What you will do: Each line containing the word "Give" should be found and copied.

[Dataset entries]
[Start]
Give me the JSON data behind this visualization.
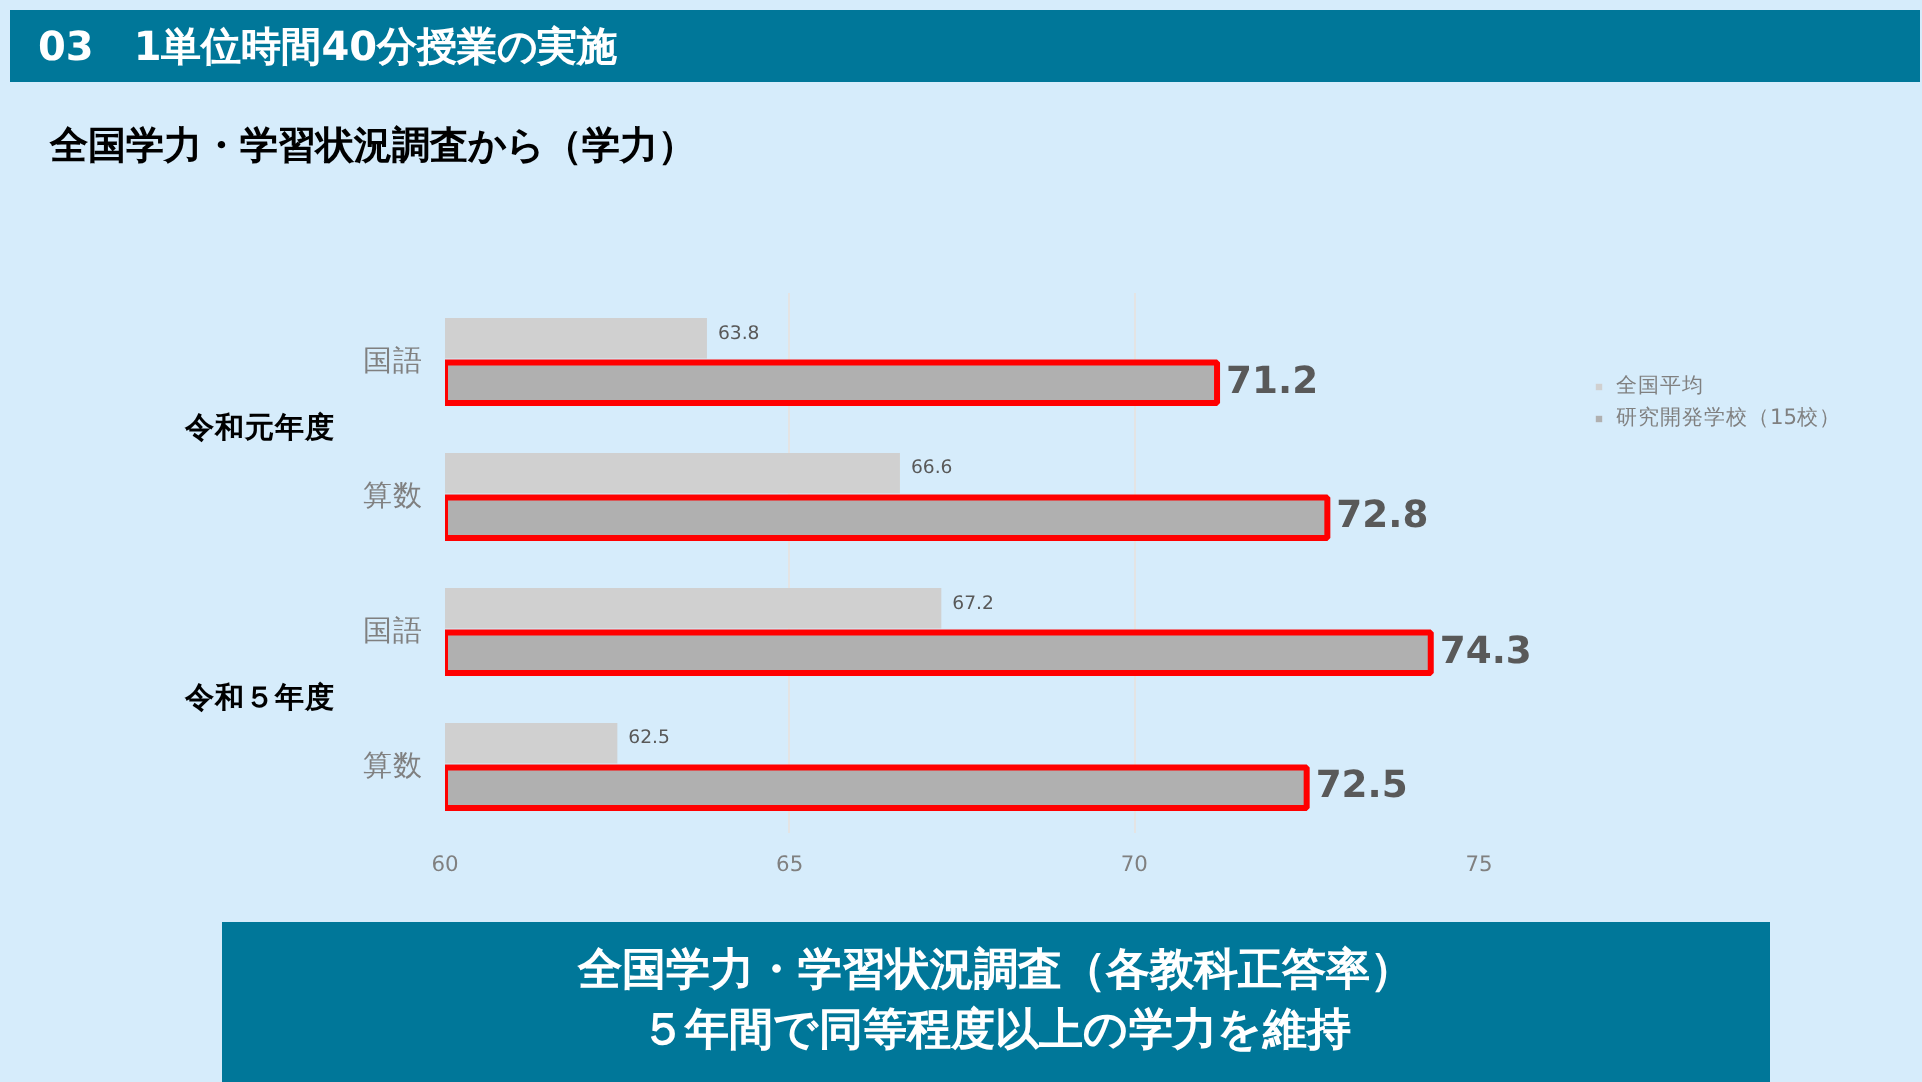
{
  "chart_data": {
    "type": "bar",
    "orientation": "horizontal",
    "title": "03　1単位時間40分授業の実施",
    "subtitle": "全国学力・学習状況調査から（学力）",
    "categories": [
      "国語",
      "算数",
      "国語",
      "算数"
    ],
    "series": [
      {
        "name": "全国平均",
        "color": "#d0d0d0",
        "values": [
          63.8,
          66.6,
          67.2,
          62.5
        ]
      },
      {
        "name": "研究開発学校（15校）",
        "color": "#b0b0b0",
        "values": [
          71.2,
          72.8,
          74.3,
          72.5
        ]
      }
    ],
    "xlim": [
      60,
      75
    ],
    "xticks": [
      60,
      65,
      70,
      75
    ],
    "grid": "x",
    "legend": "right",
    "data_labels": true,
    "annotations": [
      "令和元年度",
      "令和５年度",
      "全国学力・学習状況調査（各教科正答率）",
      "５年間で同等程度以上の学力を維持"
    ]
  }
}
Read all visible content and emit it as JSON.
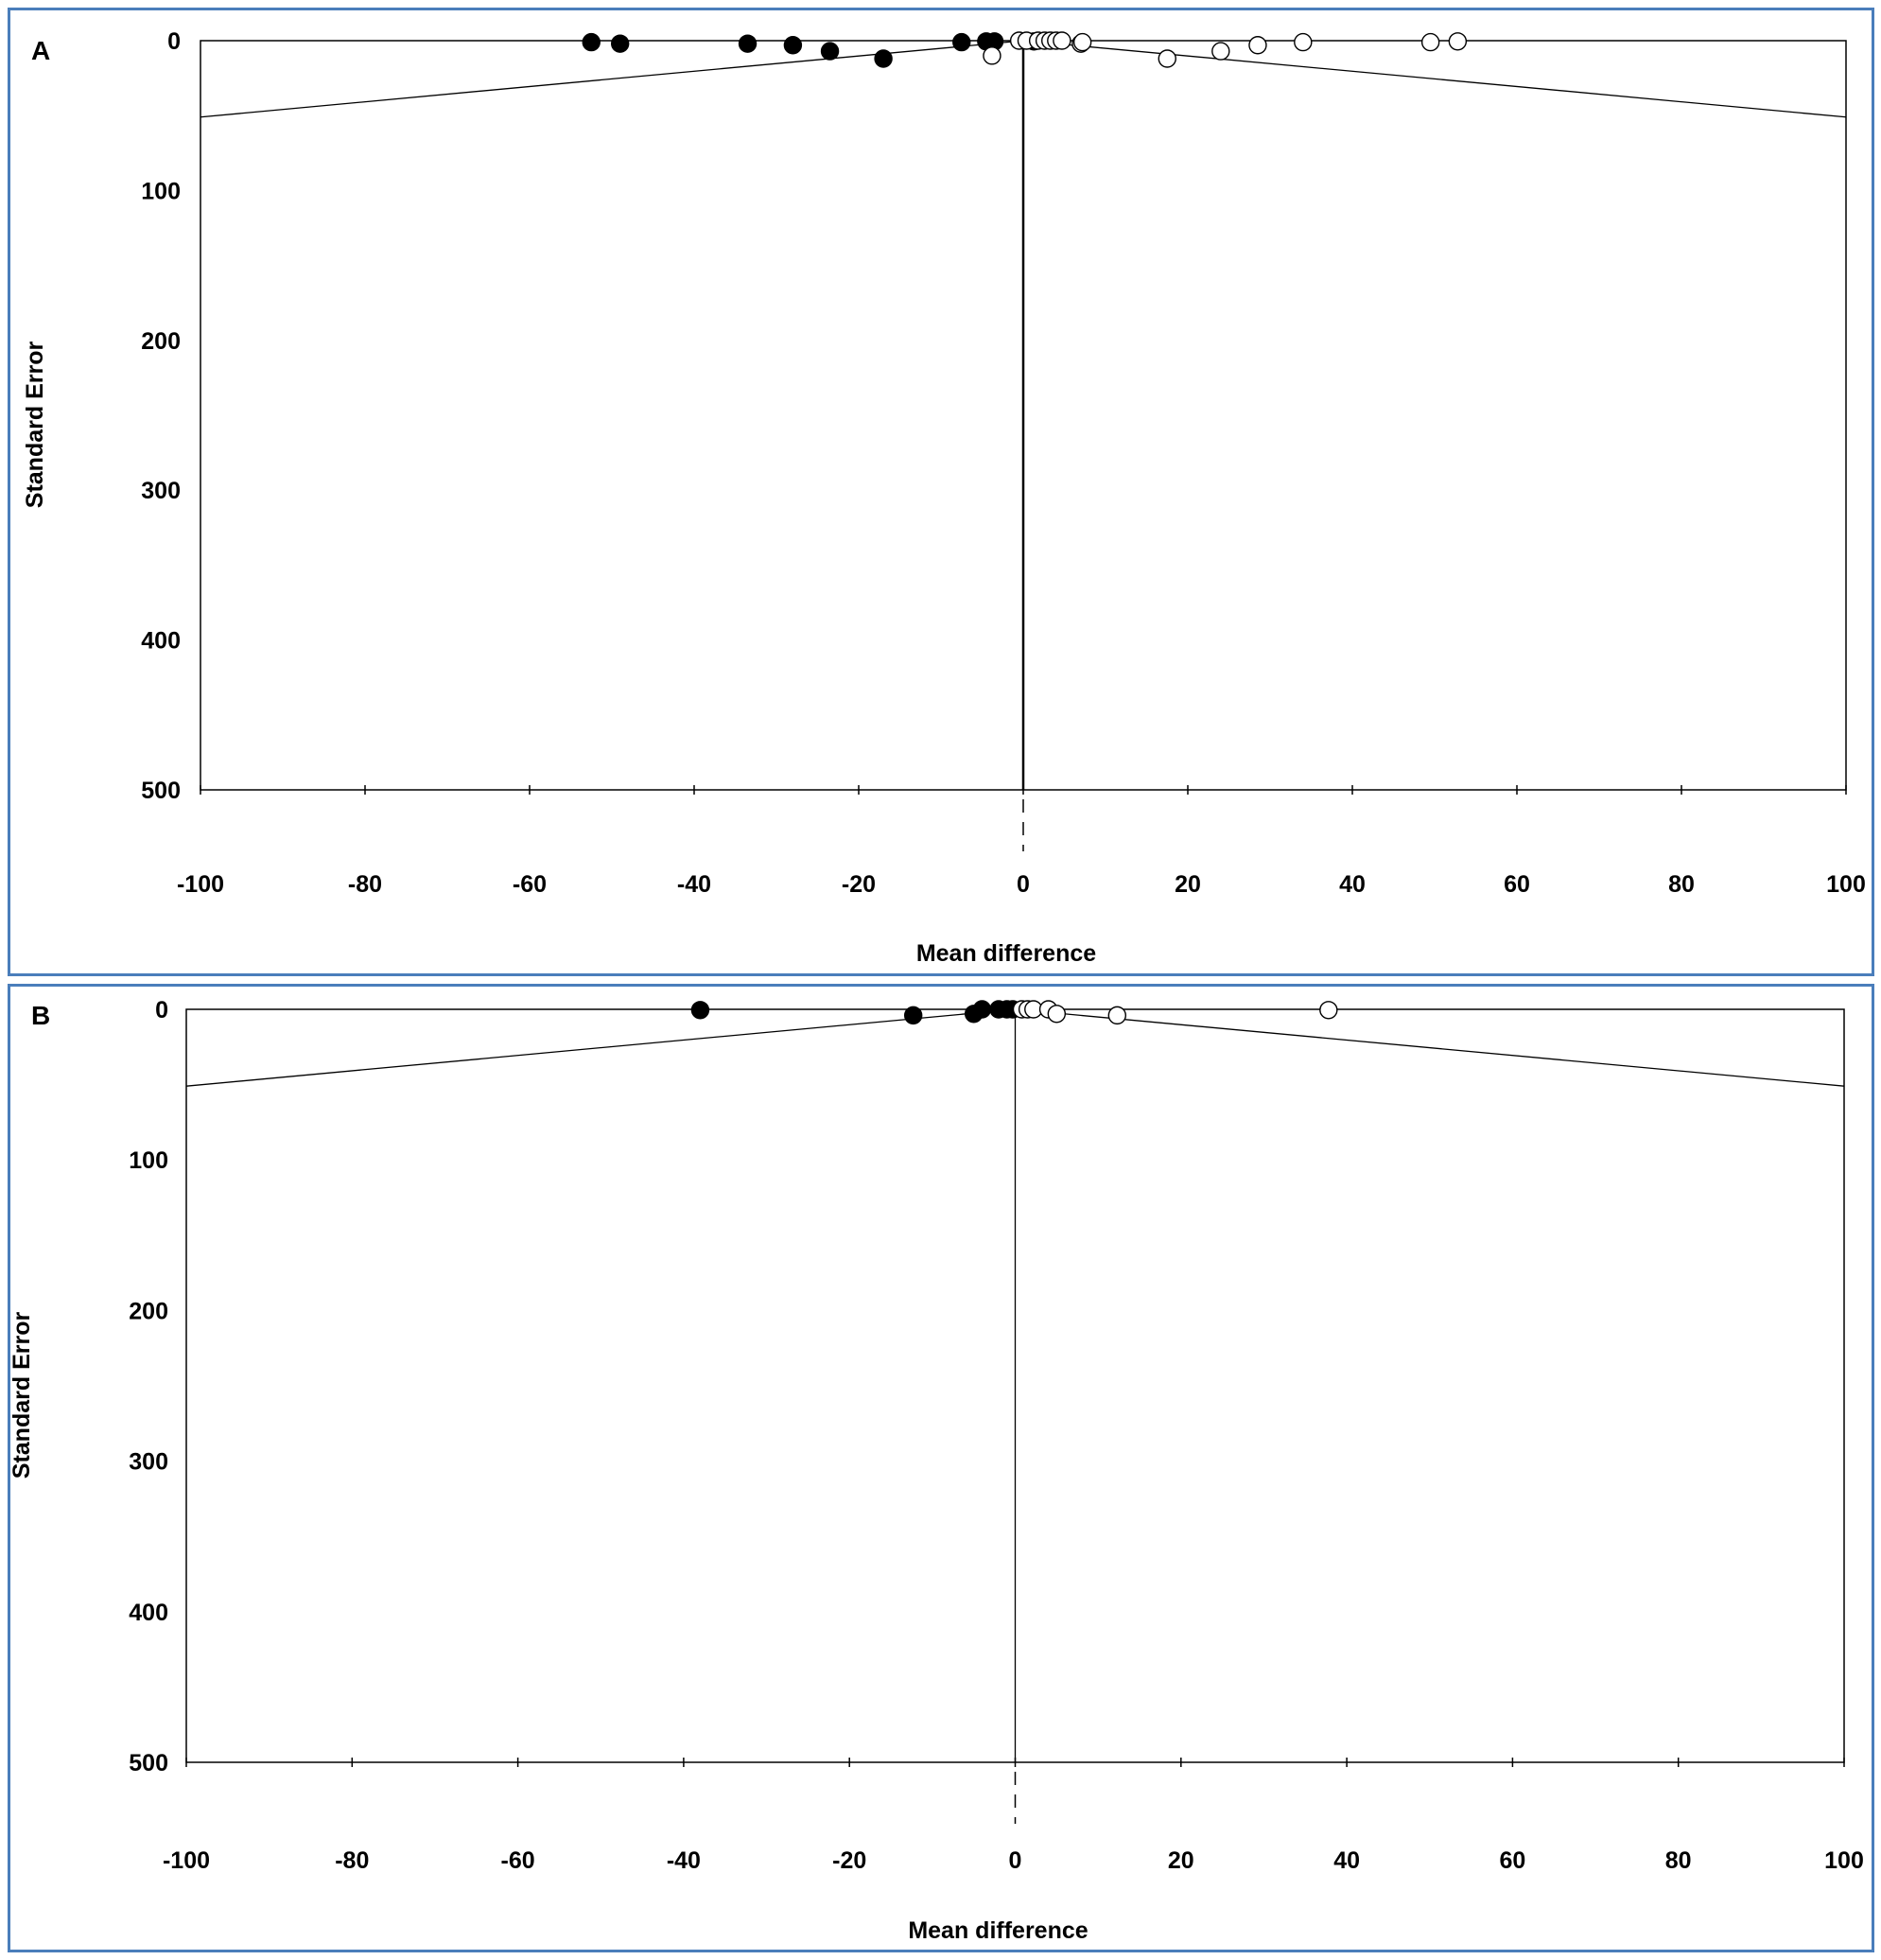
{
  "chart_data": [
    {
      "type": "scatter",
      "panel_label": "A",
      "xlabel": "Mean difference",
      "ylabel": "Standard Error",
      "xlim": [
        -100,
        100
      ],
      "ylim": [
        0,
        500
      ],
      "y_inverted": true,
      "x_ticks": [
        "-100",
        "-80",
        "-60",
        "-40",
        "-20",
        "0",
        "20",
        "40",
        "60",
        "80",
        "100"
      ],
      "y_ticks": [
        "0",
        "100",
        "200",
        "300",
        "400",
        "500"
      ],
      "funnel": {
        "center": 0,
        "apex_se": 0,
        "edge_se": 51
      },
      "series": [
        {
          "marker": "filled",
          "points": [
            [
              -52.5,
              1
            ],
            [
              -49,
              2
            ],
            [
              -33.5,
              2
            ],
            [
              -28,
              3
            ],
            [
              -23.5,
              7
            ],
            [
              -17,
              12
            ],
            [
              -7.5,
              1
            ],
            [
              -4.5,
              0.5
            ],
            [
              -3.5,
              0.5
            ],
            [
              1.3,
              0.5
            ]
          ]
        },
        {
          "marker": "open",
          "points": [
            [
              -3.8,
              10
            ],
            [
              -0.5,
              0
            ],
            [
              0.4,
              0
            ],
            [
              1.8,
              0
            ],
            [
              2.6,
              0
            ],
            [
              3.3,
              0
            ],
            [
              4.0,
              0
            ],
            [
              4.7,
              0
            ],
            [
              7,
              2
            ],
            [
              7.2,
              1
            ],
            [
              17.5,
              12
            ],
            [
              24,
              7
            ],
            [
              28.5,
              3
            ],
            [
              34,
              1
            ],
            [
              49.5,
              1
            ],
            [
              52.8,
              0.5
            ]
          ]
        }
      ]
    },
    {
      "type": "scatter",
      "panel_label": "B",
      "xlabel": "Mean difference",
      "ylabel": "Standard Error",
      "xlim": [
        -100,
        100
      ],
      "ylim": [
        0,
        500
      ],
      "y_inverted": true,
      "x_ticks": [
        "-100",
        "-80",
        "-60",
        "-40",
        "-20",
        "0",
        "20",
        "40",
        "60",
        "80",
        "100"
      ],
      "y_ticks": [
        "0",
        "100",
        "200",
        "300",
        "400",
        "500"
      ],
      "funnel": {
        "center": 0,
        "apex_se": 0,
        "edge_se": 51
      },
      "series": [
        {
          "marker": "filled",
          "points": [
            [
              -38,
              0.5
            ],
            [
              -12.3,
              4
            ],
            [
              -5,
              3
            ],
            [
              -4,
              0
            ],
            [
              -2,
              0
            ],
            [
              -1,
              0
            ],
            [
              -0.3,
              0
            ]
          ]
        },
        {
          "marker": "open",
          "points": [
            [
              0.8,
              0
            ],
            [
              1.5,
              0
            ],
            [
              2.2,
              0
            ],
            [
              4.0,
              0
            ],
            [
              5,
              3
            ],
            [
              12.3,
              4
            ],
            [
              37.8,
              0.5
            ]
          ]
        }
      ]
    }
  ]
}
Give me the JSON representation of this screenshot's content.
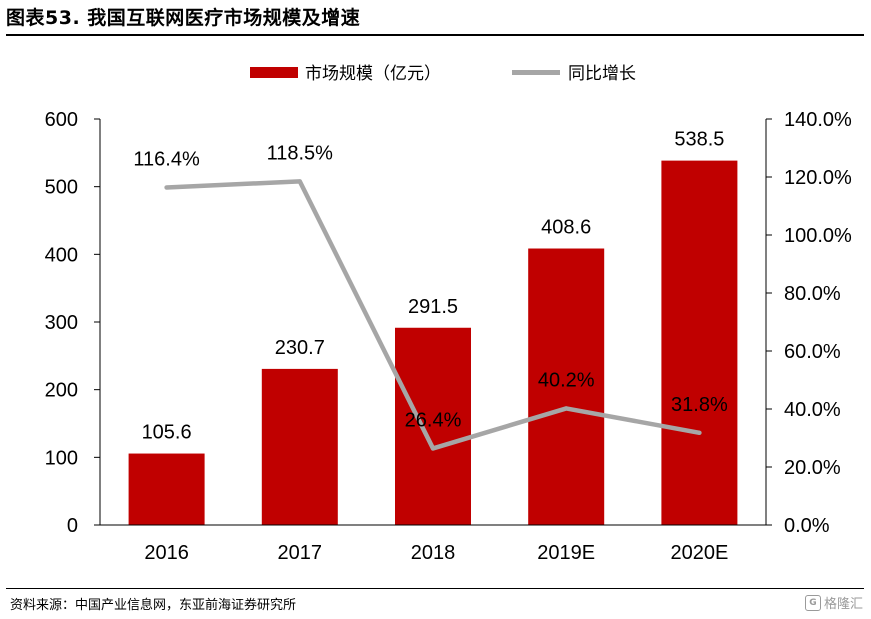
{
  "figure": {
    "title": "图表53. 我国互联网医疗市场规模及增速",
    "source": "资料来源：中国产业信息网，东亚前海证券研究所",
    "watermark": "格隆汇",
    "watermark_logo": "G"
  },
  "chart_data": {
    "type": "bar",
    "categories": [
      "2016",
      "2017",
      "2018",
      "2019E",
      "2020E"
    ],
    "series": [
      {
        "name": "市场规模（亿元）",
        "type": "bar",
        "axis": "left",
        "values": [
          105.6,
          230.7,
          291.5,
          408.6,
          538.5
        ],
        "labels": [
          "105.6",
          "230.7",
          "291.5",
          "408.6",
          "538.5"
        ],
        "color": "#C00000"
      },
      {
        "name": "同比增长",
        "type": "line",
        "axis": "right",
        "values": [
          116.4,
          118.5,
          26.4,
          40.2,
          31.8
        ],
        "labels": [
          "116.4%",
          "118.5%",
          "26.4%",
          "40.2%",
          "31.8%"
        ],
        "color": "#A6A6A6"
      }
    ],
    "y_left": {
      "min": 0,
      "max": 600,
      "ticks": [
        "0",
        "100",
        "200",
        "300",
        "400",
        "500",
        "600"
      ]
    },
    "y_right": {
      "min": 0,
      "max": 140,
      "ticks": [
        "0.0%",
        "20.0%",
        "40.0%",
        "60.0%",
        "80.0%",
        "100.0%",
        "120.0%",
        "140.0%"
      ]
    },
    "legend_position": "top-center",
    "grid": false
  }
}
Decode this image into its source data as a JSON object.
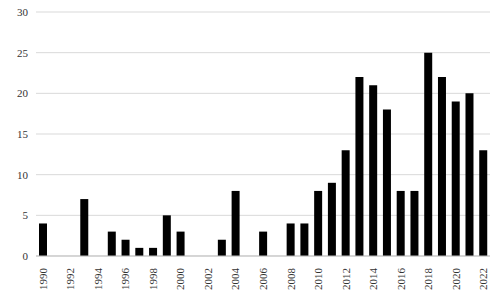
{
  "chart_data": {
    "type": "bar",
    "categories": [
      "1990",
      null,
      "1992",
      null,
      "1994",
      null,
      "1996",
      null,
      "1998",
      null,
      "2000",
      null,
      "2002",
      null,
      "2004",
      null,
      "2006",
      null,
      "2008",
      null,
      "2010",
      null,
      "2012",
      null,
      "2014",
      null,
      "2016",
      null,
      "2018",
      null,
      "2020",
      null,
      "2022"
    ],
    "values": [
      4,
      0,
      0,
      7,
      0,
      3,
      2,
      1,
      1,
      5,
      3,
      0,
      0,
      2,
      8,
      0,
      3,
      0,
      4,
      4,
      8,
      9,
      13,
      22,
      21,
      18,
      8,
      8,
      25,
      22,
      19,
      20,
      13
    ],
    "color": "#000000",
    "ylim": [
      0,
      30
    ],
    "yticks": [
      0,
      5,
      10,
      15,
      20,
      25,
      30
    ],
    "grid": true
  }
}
[End]
Final result:
Give me the JSON data behind this visualization.
Give me the JSON representation of this screenshot's content.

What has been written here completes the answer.